DIRECTIONS:
Count every line that includes the string "ylabel" in the entries that follow. Nothing besides the number is needed.

═════ WORKING DATA

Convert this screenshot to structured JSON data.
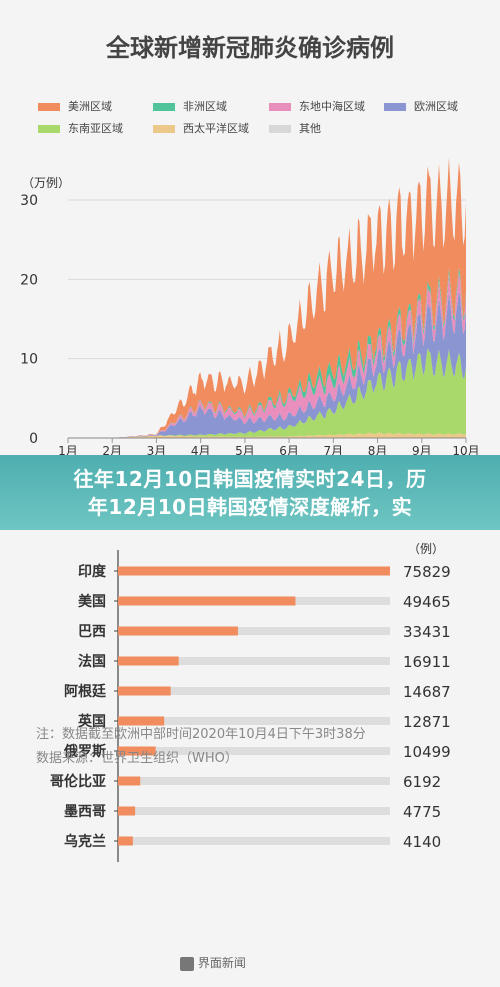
{
  "overlay": {
    "line1": "往年12月10日韩国疫情实时24日，历",
    "line2": "年12月10日韩国疫情深度解析，实"
  },
  "top_chart": {
    "title": "全球新增新冠肺炎确诊病例",
    "unit": "（万例）",
    "legend": [
      {
        "label": "美洲区域",
        "color": "#f08c5e"
      },
      {
        "label": "非洲区域",
        "color": "#4fc49b"
      },
      {
        "label": "东地中海区域",
        "color": "#e98fbd"
      },
      {
        "label": "欧洲区域",
        "color": "#8a95d1"
      },
      {
        "label": "东南亚区域",
        "color": "#a8d96a"
      },
      {
        "label": "西太平洋区域",
        "color": "#ecc98a"
      },
      {
        "label": "其他",
        "color": "#d8d8d8"
      }
    ]
  },
  "bottom_chart": {
    "unit": "（例）",
    "footnote1": "注：数据截至欧洲中部时间2020年10月4日下午3时38分",
    "footnote2": "数据来源：世界卫生组织（WHO）",
    "brand": "界面新闻",
    "bar_color": "#f08c5e",
    "track_color": "#dddddd"
  },
  "chart_data": [
    {
      "type": "area",
      "title": "全球新增新冠肺炎确诊病例",
      "ylabel": "（万例）",
      "ylim": [
        0,
        30
      ],
      "yticks": [
        0,
        10,
        20,
        30
      ],
      "x_ticks": [
        "1月",
        "2月",
        "3月",
        "4月",
        "5月",
        "6月",
        "7月",
        "8月",
        "9月",
        "10月"
      ],
      "x_months": [
        1,
        2,
        3,
        4,
        5,
        6,
        7,
        8,
        9,
        10
      ],
      "series": [
        {
          "name": "西太平洋区域",
          "values": [
            0,
            0,
            0.3,
            0.2,
            0.15,
            0.2,
            0.4,
            0.6,
            0.5,
            0.5
          ]
        },
        {
          "name": "东南亚区域",
          "values": [
            0,
            0,
            0,
            0.2,
            0.5,
            1.2,
            3.0,
            6.5,
            9.2,
            8.5
          ]
        },
        {
          "name": "欧洲区域",
          "values": [
            0,
            0,
            0.1,
            3.2,
            1.5,
            1.4,
            1.8,
            2.5,
            4.5,
            7.0
          ]
        },
        {
          "name": "东地中海区域",
          "values": [
            0,
            0,
            0.05,
            0.6,
            1.0,
            2.2,
            1.9,
            1.6,
            1.7,
            2.0
          ]
        },
        {
          "name": "非洲区域",
          "values": [
            0,
            0,
            0,
            0.1,
            0.2,
            0.5,
            1.3,
            0.8,
            0.6,
            0.5
          ]
        },
        {
          "name": "美洲区域",
          "values": [
            0,
            0,
            0.05,
            3.0,
            3.6,
            7.0,
            12.5,
            13.5,
            12.5,
            11.0
          ]
        },
        {
          "name": "其他",
          "values": [
            0,
            0,
            0,
            0,
            0,
            0,
            0,
            0,
            0,
            0
          ]
        }
      ]
    },
    {
      "type": "bar",
      "orientation": "horizontal",
      "ylabel": "（例）",
      "categories": [
        "印度",
        "美国",
        "巴西",
        "法国",
        "阿根廷",
        "英国",
        "俄罗斯",
        "哥伦比亚",
        "墨西哥",
        "乌克兰"
      ],
      "values": [
        75829,
        49465,
        33431,
        16911,
        14687,
        12871,
        10499,
        6192,
        4775,
        4140
      ],
      "xlim": [
        0,
        75829
      ]
    }
  ]
}
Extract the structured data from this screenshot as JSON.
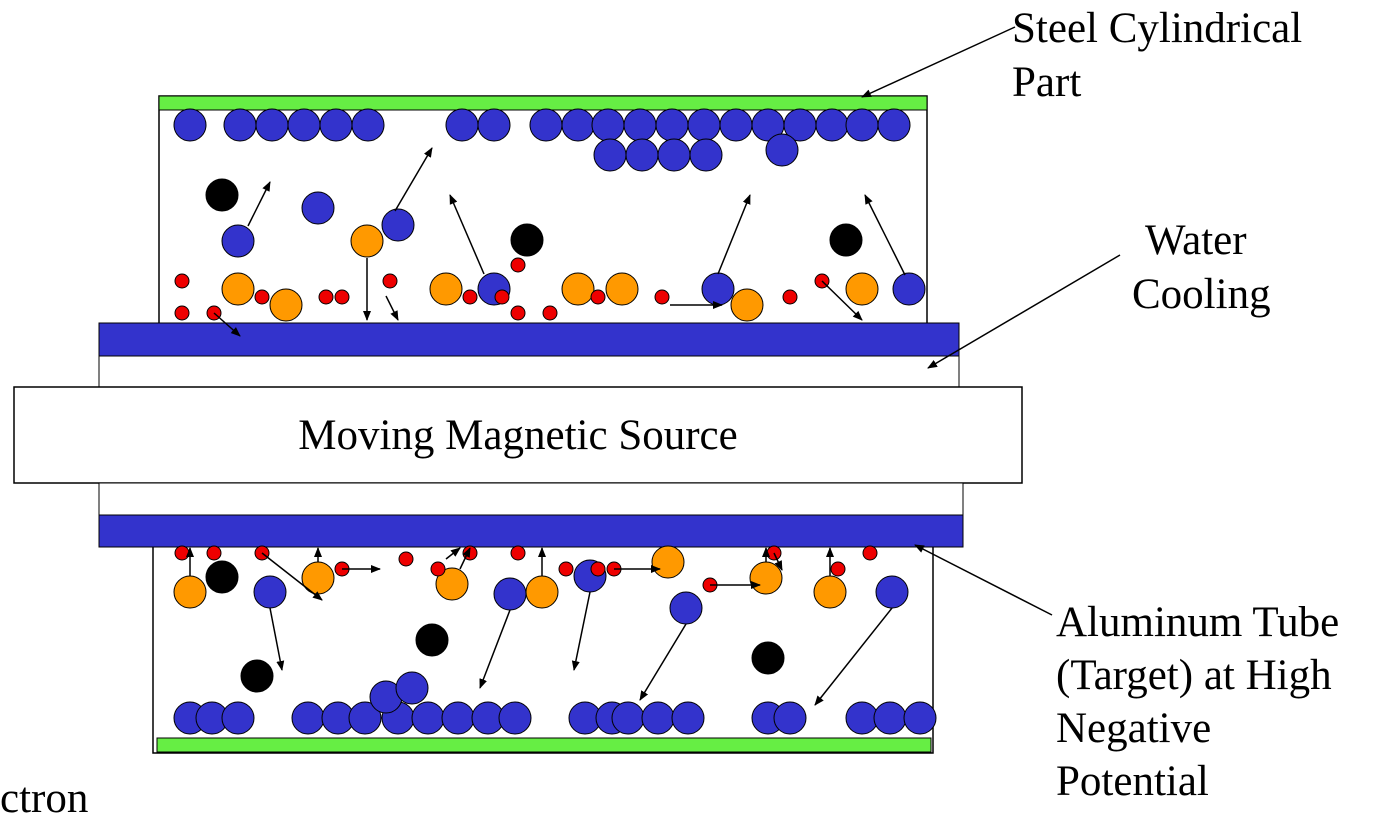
{
  "labels": {
    "steel": [
      "Steel Cylindrical",
      "Part"
    ],
    "water": [
      "Water",
      "Cooling"
    ],
    "aluminum": [
      "Aluminum Tube",
      "(Target) at High",
      "Negative",
      "Potential"
    ],
    "source": "Moving Magnetic Source",
    "legend_partial": "ctron"
  },
  "colors": {
    "steel": "#66ee44",
    "aluminum": "#3333cc",
    "deposited_atom": "#3333cc",
    "ion": "#ff9900",
    "electron": "#ee0000",
    "neutral": "#000000"
  }
}
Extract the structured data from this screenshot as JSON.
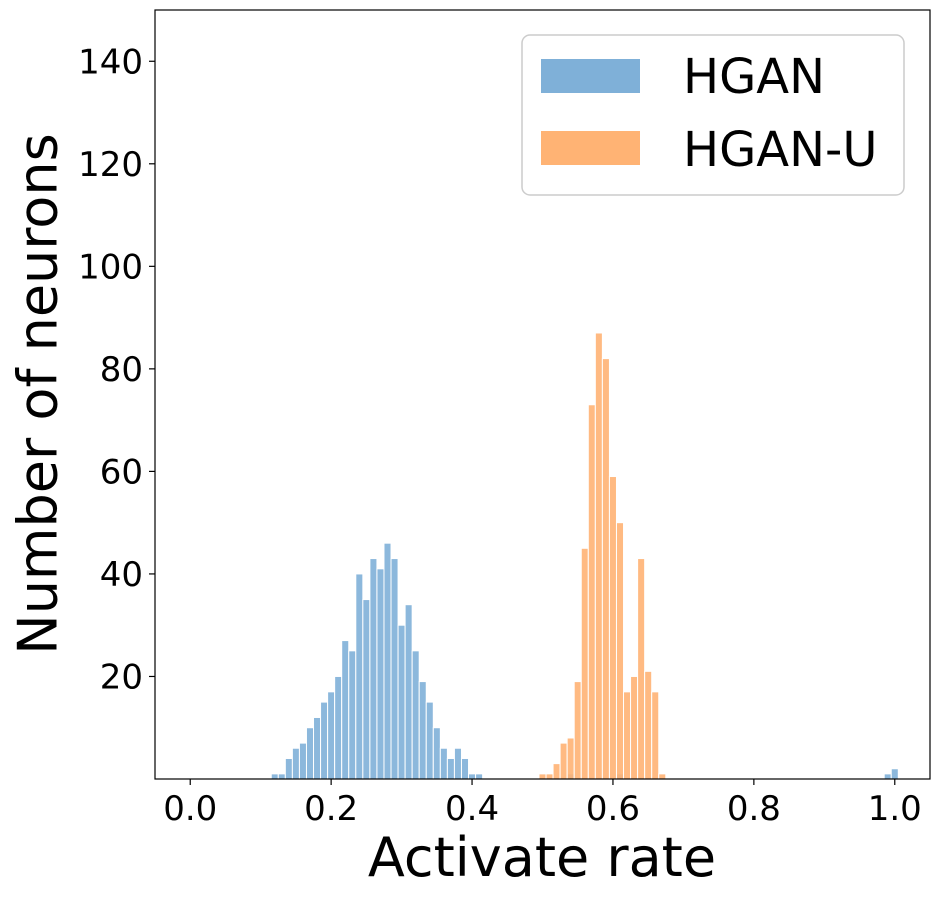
{
  "chart_data": {
    "type": "histogram",
    "title": "",
    "xlabel": "Activate rate",
    "ylabel": "Number of neurons",
    "xlim": [
      -0.05,
      1.05
    ],
    "ylim": [
      0,
      150
    ],
    "xticks": [
      0.0,
      0.2,
      0.4,
      0.6,
      0.8,
      1.0
    ],
    "xtick_labels": [
      "0.0",
      "0.2",
      "0.4",
      "0.6",
      "0.8",
      "1.0"
    ],
    "yticks": [
      20,
      40,
      60,
      80,
      100,
      120,
      140
    ],
    "ytick_labels": [
      "20",
      "40",
      "60",
      "80",
      "100",
      "120",
      "140"
    ],
    "grid": false,
    "legend_position": "top-right",
    "bin_width": 0.01,
    "series": [
      {
        "name": "HGAN",
        "color": "#7fb0d8",
        "bins": [
          {
            "x": 0.12,
            "y": 1
          },
          {
            "x": 0.13,
            "y": 1
          },
          {
            "x": 0.14,
            "y": 4
          },
          {
            "x": 0.15,
            "y": 6
          },
          {
            "x": 0.16,
            "y": 7
          },
          {
            "x": 0.17,
            "y": 10
          },
          {
            "x": 0.18,
            "y": 12
          },
          {
            "x": 0.19,
            "y": 15
          },
          {
            "x": 0.2,
            "y": 17
          },
          {
            "x": 0.21,
            "y": 20
          },
          {
            "x": 0.22,
            "y": 27
          },
          {
            "x": 0.23,
            "y": 25
          },
          {
            "x": 0.24,
            "y": 40
          },
          {
            "x": 0.25,
            "y": 35
          },
          {
            "x": 0.26,
            "y": 43
          },
          {
            "x": 0.27,
            "y": 41
          },
          {
            "x": 0.28,
            "y": 46
          },
          {
            "x": 0.29,
            "y": 43
          },
          {
            "x": 0.3,
            "y": 30
          },
          {
            "x": 0.31,
            "y": 34
          },
          {
            "x": 0.32,
            "y": 25
          },
          {
            "x": 0.33,
            "y": 19
          },
          {
            "x": 0.34,
            "y": 15
          },
          {
            "x": 0.35,
            "y": 10
          },
          {
            "x": 0.36,
            "y": 6
          },
          {
            "x": 0.37,
            "y": 4
          },
          {
            "x": 0.38,
            "y": 6
          },
          {
            "x": 0.39,
            "y": 4
          },
          {
            "x": 0.4,
            "y": 1
          },
          {
            "x": 0.41,
            "y": 1
          },
          {
            "x": 0.54,
            "y": 1
          },
          {
            "x": 0.61,
            "y": 1
          },
          {
            "x": 0.99,
            "y": 1
          },
          {
            "x": 1.0,
            "y": 2
          }
        ]
      },
      {
        "name": "HGAN-U",
        "color": "#ffb374",
        "bins": [
          {
            "x": 0.5,
            "y": 1
          },
          {
            "x": 0.51,
            "y": 1
          },
          {
            "x": 0.52,
            "y": 3
          },
          {
            "x": 0.53,
            "y": 7
          },
          {
            "x": 0.54,
            "y": 8
          },
          {
            "x": 0.55,
            "y": 19
          },
          {
            "x": 0.56,
            "y": 45
          },
          {
            "x": 0.57,
            "y": 73
          },
          {
            "x": 0.58,
            "y": 87
          },
          {
            "x": 0.59,
            "y": 82
          },
          {
            "x": 0.6,
            "y": 59
          },
          {
            "x": 0.61,
            "y": 50
          },
          {
            "x": 0.62,
            "y": 17
          },
          {
            "x": 0.63,
            "y": 20
          },
          {
            "x": 0.64,
            "y": 43
          },
          {
            "x": 0.65,
            "y": 21
          },
          {
            "x": 0.66,
            "y": 17
          },
          {
            "x": 0.67,
            "y": 1
          }
        ]
      }
    ]
  }
}
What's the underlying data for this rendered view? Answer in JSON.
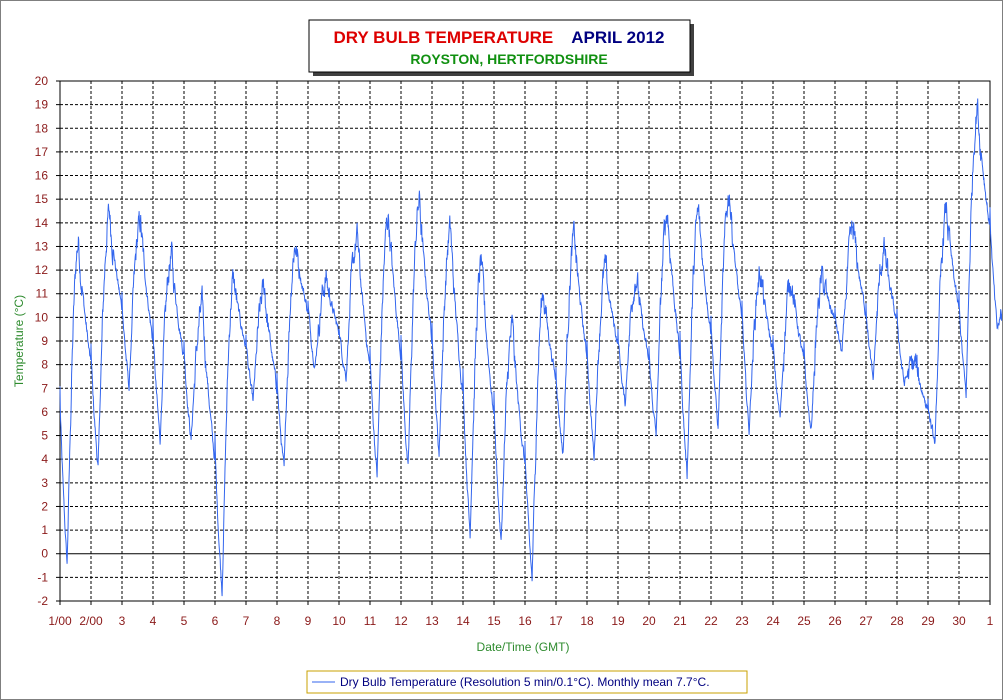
{
  "chart_data": {
    "type": "line",
    "title_parameter": "DRY BULB TEMPERATURE",
    "title_period": "APRIL 2012",
    "subtitle": "ROYSTON, HERTFORDSHIRE",
    "xlabel": "Date/Time (GMT)",
    "ylabel": "Temperature (°C)",
    "ylim": [
      -2,
      20
    ],
    "xlim_days": [
      1,
      31
    ],
    "y_ticks": [
      "-2",
      "-1",
      "0",
      "1",
      "2",
      "3",
      "4",
      "5",
      "6",
      "7",
      "8",
      "9",
      "10",
      "11",
      "12",
      "13",
      "14",
      "15",
      "16",
      "17",
      "18",
      "19",
      "20"
    ],
    "x_ticks": [
      "1/00",
      "2/00",
      "3",
      "4",
      "5",
      "6",
      "7",
      "8",
      "9",
      "10",
      "11",
      "12",
      "13",
      "14",
      "15",
      "16",
      "17",
      "18",
      "19",
      "20",
      "21",
      "22",
      "23",
      "24",
      "25",
      "26",
      "27",
      "28",
      "29",
      "30",
      "1"
    ],
    "grid": true,
    "legend_position": "bottom",
    "series": [
      {
        "name": "Dry Bulb Temperature (Resolution 5 min/0.1°C). Monthly mean 7.7°C.",
        "color": "#3366ee",
        "daily_min": [
          -0.5,
          3.6,
          7.0,
          4.8,
          4.8,
          -1.6,
          6.4,
          3.5,
          7.9,
          7.5,
          3.3,
          3.5,
          4.2,
          0.8,
          0.4,
          -1.1,
          4.2,
          4.1,
          6.3,
          5.0,
          3.3,
          5.3,
          5.2,
          5.7,
          5.1,
          8.5,
          7.3,
          7.2,
          4.6,
          6.7,
          9.5
        ],
        "daily_max": [
          13.2,
          14.4,
          14.0,
          12.6,
          10.4,
          11.6,
          11.2,
          13.1,
          11.6,
          13.3,
          14.3,
          14.9,
          13.7,
          12.3,
          9.5,
          11.1,
          13.4,
          12.0,
          11.8,
          14.5,
          14.4,
          15.3,
          11.9,
          11.7,
          11.6,
          13.6,
          12.8,
          8.0,
          14.5,
          18.9,
          10.5
        ]
      }
    ]
  }
}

══════════

EXERCISE OUTPUT:
4